**** TEXTO DE LECTURA

Bafici 2021 – Diario de festival: BAFICITO

Por Rodrigo Martín Seijas

Como ya viene ocurriendo desde hace varios años, mi paso por el BAFICI fue breve, escueto, directamente un paseíto. Previsible y lógicamente, fue por el BAFICITO, la sección dedicada a los más chicos. Y aunque me faltaron ver unas cuantas películas -como el foco dedicado a Makoto Shinkai-, pude ver unas cuantas obras interesantes, que confirmaron que la sección tiene un piso sólido, aun con los problemas en la selección que pudo traer un evento como la pandemia del coronavirus.

Lamentablemente, lo más flojo vino por el lado del cine nacional, que aportó mayoritariamente cortos no muy destacables. Por caso, La cómoda indiferencia de la abundancia, de Lucas Schiaroli, que busca construir una especie de didáctica ambiental a través de situaciones opuestas, contraponiendo a un niño pez que recorre largas distancias buscando agua para sobrevivir y una ciudad donde abunda el agua, que es despilfarrada por sus habitantes. Falta sutileza y sobra remarcación, lo cual lleva a la paradoja de perder el impacto buscado. En tanto, Lino, de Franco Torres Tillería, tiene un arranque interesante, centrándose en un niño que se despierta en medio de la noche, sin saber muy bien por qué, aunque intuye que las razones pueden estar relacionadas con algo proveniente de otro mundo. Sin embargo, ese viaje exterior y a la vez interior, donde la oscuridad, lo desconocido y lo onírico confluyen, se queda en meras insinuaciones, sin explotar a fondo el potencial imaginativo, como un borrador de algo que podría haber sido mucho más potente.

********

QUÉ DEBES HACER:
**1)** Reescribe en forma de lista breve el párrafo de la crónica del BAFICITO que comienza con "Lamentablemente, lo más flojo" y conserva sus datos principales.
**2)** Prosigue la crónica del BAFICITO a partir de su última oración.
El material no se utiliza para resolver estas actividades.

**** MATERIAL PROPORCIONADO

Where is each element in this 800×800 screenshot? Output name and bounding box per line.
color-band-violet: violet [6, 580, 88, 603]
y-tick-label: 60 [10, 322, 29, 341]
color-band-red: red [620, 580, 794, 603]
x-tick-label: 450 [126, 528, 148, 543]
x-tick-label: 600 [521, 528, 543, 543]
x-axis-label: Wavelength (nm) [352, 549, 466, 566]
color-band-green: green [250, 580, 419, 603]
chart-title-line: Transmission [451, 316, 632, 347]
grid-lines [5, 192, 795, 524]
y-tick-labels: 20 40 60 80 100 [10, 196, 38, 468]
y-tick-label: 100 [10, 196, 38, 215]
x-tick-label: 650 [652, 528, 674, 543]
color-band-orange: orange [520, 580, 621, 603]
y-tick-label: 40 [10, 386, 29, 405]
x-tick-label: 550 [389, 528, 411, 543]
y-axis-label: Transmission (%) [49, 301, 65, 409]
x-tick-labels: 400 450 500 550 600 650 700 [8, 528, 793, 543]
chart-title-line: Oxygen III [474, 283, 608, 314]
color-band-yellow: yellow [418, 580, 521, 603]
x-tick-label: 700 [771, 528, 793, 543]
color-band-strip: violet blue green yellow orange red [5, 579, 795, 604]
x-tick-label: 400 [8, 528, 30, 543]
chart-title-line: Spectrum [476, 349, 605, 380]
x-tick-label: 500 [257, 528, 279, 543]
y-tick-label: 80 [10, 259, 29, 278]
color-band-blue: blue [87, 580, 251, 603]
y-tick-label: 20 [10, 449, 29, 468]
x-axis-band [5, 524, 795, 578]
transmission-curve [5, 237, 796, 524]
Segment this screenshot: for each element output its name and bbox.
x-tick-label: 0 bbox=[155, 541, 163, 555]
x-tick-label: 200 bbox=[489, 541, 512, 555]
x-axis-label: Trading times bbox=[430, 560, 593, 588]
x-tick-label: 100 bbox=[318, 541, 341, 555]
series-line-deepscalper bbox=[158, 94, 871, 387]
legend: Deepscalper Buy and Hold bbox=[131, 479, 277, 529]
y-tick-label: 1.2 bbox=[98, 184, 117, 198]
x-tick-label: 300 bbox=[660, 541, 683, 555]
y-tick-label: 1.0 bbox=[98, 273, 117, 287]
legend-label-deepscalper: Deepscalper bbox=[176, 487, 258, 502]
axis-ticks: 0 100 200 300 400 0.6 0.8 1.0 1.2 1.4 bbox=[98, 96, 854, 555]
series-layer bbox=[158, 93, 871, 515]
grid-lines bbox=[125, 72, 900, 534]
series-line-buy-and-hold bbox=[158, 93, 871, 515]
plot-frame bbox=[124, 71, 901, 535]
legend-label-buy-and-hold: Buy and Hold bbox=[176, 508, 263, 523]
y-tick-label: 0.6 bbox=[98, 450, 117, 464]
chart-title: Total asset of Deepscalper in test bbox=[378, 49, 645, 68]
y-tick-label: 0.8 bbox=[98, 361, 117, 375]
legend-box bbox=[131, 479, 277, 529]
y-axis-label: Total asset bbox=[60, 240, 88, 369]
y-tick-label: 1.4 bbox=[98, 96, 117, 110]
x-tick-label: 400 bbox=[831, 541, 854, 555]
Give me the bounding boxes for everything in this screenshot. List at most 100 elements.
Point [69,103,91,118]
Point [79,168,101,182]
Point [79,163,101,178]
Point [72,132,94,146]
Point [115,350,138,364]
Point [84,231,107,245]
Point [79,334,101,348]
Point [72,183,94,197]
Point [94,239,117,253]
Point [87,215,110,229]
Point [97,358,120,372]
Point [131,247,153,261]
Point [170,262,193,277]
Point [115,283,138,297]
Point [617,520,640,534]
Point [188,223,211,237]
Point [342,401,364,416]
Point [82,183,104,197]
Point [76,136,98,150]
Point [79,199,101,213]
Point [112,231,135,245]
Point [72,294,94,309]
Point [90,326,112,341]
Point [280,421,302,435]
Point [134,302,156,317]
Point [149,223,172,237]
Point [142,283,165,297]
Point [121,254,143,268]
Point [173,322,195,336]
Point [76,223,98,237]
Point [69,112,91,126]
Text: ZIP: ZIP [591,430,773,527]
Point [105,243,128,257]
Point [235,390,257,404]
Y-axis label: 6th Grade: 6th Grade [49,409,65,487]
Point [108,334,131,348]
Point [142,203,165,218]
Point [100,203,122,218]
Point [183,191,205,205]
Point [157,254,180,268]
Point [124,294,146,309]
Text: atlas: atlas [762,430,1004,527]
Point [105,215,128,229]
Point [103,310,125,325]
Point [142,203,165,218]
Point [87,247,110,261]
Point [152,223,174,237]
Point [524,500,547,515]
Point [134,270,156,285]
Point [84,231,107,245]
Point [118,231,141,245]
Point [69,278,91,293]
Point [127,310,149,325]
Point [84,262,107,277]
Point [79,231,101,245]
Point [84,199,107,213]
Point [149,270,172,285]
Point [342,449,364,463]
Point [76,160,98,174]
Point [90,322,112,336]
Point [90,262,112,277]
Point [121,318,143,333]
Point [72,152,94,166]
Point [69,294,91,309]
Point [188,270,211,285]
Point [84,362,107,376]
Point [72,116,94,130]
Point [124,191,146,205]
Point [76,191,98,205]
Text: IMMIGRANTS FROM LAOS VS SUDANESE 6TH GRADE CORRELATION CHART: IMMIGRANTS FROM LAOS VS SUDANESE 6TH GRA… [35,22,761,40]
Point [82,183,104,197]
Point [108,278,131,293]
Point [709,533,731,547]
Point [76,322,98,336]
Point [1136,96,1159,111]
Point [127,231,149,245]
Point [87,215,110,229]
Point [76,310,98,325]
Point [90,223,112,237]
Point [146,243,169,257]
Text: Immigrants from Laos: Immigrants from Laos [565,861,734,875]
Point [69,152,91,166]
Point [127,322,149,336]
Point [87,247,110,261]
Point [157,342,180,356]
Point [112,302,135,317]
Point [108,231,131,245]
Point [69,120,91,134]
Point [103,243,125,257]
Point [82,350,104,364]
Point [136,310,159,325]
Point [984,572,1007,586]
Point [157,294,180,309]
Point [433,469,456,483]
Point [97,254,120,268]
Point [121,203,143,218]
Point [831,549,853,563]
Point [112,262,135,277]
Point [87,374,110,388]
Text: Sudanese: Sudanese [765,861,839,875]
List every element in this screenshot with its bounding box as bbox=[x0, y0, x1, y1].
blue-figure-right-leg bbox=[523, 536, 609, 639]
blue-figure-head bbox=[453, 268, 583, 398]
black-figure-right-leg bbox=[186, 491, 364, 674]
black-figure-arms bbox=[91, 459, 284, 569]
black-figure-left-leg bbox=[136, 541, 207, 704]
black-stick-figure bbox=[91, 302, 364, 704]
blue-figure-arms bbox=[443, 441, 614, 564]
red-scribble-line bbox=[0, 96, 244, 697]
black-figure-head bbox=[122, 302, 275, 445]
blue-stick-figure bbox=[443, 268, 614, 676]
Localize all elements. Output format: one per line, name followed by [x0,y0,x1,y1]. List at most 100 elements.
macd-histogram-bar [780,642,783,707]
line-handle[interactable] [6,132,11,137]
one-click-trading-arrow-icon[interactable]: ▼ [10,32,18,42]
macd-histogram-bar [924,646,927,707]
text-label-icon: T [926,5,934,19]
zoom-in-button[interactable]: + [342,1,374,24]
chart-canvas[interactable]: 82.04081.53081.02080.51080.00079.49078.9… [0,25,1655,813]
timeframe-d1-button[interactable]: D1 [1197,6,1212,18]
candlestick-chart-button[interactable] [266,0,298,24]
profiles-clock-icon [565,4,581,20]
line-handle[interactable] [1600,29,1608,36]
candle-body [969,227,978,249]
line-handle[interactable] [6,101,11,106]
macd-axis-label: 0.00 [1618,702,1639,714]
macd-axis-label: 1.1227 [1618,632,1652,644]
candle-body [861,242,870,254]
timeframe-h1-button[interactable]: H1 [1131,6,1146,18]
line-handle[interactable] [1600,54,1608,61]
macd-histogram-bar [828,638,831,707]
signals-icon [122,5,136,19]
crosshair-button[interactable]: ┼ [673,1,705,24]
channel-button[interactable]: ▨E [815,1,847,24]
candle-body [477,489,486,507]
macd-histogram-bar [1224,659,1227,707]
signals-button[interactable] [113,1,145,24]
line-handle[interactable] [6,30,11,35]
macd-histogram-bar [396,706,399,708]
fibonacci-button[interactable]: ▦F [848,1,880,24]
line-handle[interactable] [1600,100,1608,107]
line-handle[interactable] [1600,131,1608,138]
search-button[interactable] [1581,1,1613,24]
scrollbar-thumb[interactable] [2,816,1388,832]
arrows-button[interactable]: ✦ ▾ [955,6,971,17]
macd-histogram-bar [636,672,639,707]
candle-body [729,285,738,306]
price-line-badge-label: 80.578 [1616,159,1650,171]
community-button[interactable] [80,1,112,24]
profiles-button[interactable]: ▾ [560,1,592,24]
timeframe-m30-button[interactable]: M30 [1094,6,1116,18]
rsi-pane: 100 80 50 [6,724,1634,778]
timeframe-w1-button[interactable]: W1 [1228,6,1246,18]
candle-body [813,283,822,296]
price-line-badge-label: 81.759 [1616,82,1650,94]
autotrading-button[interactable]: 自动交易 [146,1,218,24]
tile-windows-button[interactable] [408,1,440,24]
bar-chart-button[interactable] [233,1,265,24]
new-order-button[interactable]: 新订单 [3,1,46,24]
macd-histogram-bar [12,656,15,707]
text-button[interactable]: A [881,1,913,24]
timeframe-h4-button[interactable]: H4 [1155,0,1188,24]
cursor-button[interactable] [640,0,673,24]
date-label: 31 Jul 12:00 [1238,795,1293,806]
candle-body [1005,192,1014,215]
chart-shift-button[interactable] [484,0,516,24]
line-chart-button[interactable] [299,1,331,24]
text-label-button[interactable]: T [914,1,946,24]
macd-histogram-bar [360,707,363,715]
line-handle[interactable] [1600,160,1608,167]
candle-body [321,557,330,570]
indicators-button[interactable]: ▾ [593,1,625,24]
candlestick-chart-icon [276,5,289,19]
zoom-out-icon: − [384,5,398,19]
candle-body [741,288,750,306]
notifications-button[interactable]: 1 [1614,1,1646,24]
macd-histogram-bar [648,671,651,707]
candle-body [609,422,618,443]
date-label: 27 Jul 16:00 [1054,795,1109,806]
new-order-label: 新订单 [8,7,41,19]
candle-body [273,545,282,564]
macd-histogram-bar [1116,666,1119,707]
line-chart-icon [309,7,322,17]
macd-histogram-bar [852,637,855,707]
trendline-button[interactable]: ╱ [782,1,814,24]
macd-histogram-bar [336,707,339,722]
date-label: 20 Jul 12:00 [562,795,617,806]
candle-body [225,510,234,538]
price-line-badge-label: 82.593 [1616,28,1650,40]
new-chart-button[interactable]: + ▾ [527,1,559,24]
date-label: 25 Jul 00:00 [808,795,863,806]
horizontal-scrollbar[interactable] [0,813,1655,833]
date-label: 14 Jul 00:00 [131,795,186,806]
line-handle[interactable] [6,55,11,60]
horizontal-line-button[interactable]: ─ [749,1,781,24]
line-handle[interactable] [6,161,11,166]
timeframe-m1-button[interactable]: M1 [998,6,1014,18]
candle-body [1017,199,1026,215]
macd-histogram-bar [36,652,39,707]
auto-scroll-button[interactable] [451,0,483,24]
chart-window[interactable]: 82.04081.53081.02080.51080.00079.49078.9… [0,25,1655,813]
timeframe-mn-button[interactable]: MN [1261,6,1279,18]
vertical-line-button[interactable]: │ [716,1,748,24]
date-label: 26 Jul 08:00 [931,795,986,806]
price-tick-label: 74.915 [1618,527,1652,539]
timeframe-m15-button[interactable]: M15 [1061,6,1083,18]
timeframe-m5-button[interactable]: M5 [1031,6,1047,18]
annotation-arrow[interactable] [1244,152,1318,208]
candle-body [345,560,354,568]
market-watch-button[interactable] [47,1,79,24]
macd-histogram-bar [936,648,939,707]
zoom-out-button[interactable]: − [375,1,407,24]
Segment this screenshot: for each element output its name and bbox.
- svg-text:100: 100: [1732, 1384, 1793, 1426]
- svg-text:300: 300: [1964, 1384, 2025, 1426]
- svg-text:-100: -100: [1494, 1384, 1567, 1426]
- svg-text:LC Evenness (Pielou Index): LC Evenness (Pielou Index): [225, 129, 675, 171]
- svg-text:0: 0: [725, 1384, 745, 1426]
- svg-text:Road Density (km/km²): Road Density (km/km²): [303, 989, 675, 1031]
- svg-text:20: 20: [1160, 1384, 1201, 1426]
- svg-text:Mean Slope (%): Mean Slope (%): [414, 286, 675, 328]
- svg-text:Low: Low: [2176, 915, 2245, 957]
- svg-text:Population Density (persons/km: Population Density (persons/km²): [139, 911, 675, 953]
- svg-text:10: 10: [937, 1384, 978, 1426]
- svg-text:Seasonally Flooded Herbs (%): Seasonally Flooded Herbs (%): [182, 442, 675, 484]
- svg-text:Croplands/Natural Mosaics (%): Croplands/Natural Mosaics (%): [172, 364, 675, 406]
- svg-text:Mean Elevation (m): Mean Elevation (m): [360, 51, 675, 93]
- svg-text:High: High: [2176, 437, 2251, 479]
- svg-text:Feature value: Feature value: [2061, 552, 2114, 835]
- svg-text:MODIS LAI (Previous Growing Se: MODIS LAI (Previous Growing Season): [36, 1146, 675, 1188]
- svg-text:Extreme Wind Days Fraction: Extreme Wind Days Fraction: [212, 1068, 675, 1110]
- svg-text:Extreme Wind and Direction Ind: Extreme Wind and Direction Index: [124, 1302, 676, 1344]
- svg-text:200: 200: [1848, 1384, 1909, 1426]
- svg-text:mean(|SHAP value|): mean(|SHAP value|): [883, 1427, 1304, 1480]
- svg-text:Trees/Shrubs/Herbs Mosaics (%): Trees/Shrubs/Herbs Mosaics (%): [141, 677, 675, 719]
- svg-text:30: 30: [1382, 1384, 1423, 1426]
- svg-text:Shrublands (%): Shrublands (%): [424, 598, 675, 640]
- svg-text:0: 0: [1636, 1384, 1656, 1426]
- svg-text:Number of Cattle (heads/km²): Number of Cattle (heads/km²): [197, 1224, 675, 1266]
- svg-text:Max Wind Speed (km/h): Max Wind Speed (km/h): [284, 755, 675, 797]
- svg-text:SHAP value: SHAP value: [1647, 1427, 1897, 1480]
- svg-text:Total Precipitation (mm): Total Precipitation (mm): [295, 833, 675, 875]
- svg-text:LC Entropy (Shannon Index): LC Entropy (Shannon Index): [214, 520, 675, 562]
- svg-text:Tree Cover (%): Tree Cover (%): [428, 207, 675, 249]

********

RESPUESTAS EN ORDEN:
**1)**
- Lo más flojo de la sección fue el cine nacional, que aportó sobre todo cortos poco destacables.
- *La cómoda indiferencia de la abundancia*, de Lucas Schiaroli, busca una didáctica ambiental. Contrapone a un niño pez que recorre largas distancias buscando agua con una ciudad donde el agua abunda y se despilfarra. Le falta sutileza y le sobra remarcación, por lo que pierde el impacto buscado.
- *Lino*, de Franco Torres Tillería, tiene un arranque interesante: un niño se despierta de noche sin saber por qué e intuye algo proveniente de otro mundo. Sin embargo, ese viaje se queda en insinuaciones sin explotar su potencial imaginativo, como un borrador de algo más potente.

**2)**
Posiblemente lo más logrado del campo nacional fue Sputnik, dirigido por la colombiana María Paula Arenas Restrepo, pero producido en la Argentina. El film aprovecha el territorio de la ciencia ficción para combinarlo con tonalidades infantiles, replicando -con las distancias del caso- el espíritu de aquella maravilla llamada WALL-E. Hay un robot diseñado para destruir todo lo que le cruce en el camino, pero que siempre toma decisiones que van por fuera de su propósito original, en un relato no del todo compacto, pero aún así atractivo. En un nivel parecido estuvo el corto español Piccolino, una aventura en la ciudad, de Giovanni Maccelli, un relato de descubrimiento y aprendizaje, donde un gusano debe salir de su lugar de confort (una manzana) para adentrarse en el espacio urbano. Con un acertado trabajo de contraste entre la animación y la acción real, logra transmitir fluidamente la sensación de asombro que vive el protagonista, aunque las canciones que despliega no llegan a encajar de manera apropiada dentro de su propuesta.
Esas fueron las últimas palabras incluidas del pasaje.